Requirement
Pull every line holding the string "BEEF" from the records below.

### Given records ###

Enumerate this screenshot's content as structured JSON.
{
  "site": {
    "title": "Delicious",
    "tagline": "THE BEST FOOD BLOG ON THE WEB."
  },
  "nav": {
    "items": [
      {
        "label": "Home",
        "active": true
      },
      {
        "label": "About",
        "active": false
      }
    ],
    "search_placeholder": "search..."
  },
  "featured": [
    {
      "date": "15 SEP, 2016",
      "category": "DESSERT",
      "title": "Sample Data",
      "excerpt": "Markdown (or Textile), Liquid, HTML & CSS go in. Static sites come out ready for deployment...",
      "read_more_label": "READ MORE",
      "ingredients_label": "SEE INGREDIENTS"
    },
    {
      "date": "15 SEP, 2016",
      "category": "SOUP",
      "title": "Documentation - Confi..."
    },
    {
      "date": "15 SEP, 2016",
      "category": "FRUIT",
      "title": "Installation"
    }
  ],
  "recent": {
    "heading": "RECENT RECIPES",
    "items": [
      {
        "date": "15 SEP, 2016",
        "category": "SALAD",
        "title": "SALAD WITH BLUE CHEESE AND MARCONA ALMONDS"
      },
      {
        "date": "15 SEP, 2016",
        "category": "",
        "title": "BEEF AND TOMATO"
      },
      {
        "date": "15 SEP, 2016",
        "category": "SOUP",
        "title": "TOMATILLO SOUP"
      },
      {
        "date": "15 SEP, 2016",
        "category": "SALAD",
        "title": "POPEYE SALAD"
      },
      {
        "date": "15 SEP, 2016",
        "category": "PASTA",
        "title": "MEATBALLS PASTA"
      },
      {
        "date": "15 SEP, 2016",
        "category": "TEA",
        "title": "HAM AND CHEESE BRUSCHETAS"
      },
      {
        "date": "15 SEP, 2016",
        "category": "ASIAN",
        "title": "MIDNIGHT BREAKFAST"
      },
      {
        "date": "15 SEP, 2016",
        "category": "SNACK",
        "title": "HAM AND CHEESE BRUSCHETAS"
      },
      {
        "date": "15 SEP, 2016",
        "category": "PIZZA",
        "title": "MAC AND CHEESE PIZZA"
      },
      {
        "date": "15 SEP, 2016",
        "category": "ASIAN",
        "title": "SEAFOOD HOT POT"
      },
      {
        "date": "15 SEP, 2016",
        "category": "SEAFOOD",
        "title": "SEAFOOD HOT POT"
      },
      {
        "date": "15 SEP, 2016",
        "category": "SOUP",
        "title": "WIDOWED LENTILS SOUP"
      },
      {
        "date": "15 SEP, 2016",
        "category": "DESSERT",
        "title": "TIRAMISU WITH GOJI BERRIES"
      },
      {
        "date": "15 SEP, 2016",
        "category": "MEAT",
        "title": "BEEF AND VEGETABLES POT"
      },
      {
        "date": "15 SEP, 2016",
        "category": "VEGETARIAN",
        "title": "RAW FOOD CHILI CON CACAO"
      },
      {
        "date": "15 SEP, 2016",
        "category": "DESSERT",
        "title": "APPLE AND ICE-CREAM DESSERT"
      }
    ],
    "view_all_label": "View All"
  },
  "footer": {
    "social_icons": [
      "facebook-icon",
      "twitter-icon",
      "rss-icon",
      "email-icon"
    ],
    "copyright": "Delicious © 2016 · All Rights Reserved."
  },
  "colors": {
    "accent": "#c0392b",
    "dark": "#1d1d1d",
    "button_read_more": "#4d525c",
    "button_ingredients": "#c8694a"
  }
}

###

Written response
        "title": "BEEF AND TOMATO"
        "title": "BEEF AND VEGETABLES POT"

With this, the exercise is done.